WHAT YOU ARE ASKED TO DO: Where the word "this" occurs in a line, return that line.
--------------------------------------------------
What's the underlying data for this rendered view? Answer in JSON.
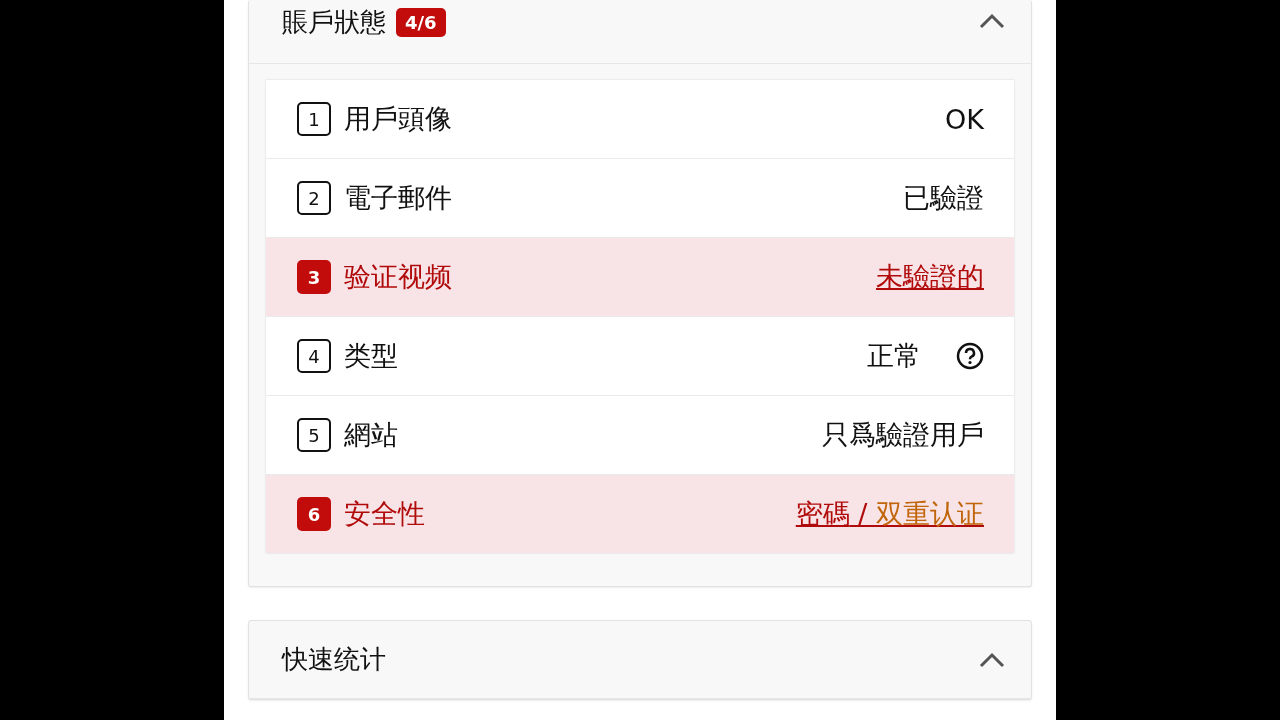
{
  "panels": [
    {
      "title": "賬戶狀態",
      "badge": "4/6",
      "expanded": true,
      "rows": [
        {
          "number": "1",
          "label": "用戶頭像",
          "failing": false,
          "help": false,
          "value": [
            {
              "text": "OK",
              "color": "#111111"
            }
          ]
        },
        {
          "number": "2",
          "label": "電子郵件",
          "failing": false,
          "help": false,
          "value": [
            {
              "text": "已驗證",
              "color": "#111111"
            }
          ]
        },
        {
          "number": "3",
          "label": "验证视频",
          "failing": true,
          "help": false,
          "value": [
            {
              "text": "未驗證的",
              "color": "#b00a0a"
            }
          ]
        },
        {
          "number": "4",
          "label": "类型",
          "failing": false,
          "help": true,
          "value": [
            {
              "text": "正常",
              "color": "#111111"
            }
          ]
        },
        {
          "number": "5",
          "label": "網站",
          "failing": false,
          "help": false,
          "value": [
            {
              "text": "只爲驗證用戶",
              "color": "#111111"
            }
          ]
        },
        {
          "number": "6",
          "label": "安全性",
          "failing": true,
          "help": false,
          "value": [
            {
              "text": "密碼",
              "color": "#b00a0a"
            },
            {
              "text": " / ",
              "color": "#b00a0a"
            },
            {
              "text": "双重认证",
              "color": "#c0650a"
            }
          ]
        }
      ]
    },
    {
      "title": "快速统计",
      "expanded": true
    }
  ]
}
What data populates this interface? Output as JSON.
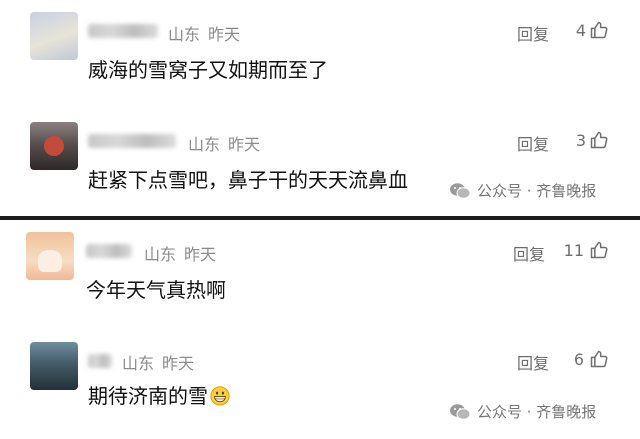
{
  "comments": [
    {
      "location": "山东",
      "time": "昨天",
      "text": "威海的雪窝子又如期而至了",
      "reply_label": "回复",
      "likes": "4"
    },
    {
      "location": "山东",
      "time": "昨天",
      "text": "赶紧下点雪吧，鼻子干的天天流鼻血",
      "reply_label": "回复",
      "likes": "3"
    },
    {
      "location": "山东",
      "time": "昨天",
      "text": "今年天气真热啊",
      "reply_label": "回复",
      "likes": "11"
    },
    {
      "location": "山东",
      "time": "昨天",
      "text": "期待济南的雪",
      "reply_label": "回复",
      "likes": "6",
      "emoji": "grinning-face"
    }
  ],
  "watermark": {
    "label": "公众号 · 齐鲁晚报"
  },
  "colors": {
    "divider": "#1c1c1c",
    "meta": "#8c8c8c",
    "text": "#111111"
  },
  "icons": {
    "like": "thumbs-up-outline-icon",
    "watermark": "wechat-icon"
  }
}
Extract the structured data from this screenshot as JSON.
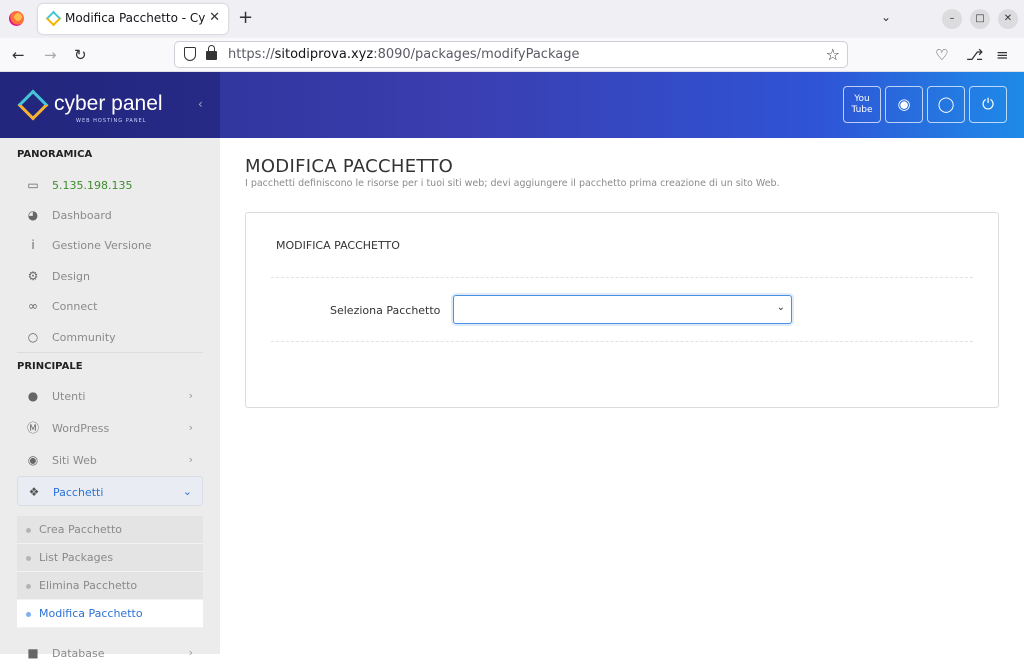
{
  "browser": {
    "tab_title": "Modifica Pacchetto - CyberPanel",
    "tab_close": "✕",
    "new_tab": "+",
    "url_host": "sitodiprova.xyz",
    "url_prefix": "https://",
    "url_rest": ":8090/packages/modifyPackage"
  },
  "header": {
    "brand_name": "cyber panel",
    "brand_sub": "WEB HOSTING PANEL",
    "buttons": [
      "youtube-icon",
      "chat-icon",
      "support-icon",
      "power-icon"
    ]
  },
  "sidebar": {
    "section_overview": "PANORAMICA",
    "ip_address": "5.135.198.135",
    "overview_items": [
      {
        "label": "Dashboard",
        "icon": "dashboard-icon"
      },
      {
        "label": "Gestione Versione",
        "icon": "info-icon"
      },
      {
        "label": "Design",
        "icon": "gear-icon"
      },
      {
        "label": "Connect",
        "icon": "link-icon"
      },
      {
        "label": "Community",
        "icon": "comments-icon"
      }
    ],
    "section_main": "PRINCIPALE",
    "main_items": [
      {
        "label": "Utenti",
        "icon": "users-icon"
      },
      {
        "label": "WordPress",
        "icon": "wordpress-icon"
      },
      {
        "label": "Siti Web",
        "icon": "globe-icon"
      },
      {
        "label": "Pacchetti",
        "icon": "cubes-icon"
      }
    ],
    "package_sub_items": [
      {
        "label": "Crea Pacchetto"
      },
      {
        "label": "List Packages"
      },
      {
        "label": "Elimina Pacchetto"
      },
      {
        "label": "Modifica Pacchetto"
      }
    ],
    "next_item": "Database"
  },
  "main": {
    "title": "MODIFICA PACCHETTO",
    "description": "I pacchetti definiscono le risorse per i tuoi siti web; devi aggiungere il pacchetto prima creazione di un sito Web.",
    "panel_title": "MODIFICA PACCHETTO",
    "select_label": "Seleziona Pacchetto",
    "select_value": ""
  },
  "colors": {
    "header_start": "#2a2e8f",
    "header_end": "#1e8be8",
    "active": "#2b72d6",
    "ip_green": "#3d8b2f"
  }
}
--------------------------------------------------
ANSWER TO THE EXERCISE:
What's the underlying data for this rendered view? Answer in JSON.
What data populates this interface? Output as JSON.
Extract the structured data from this screenshot as JSON.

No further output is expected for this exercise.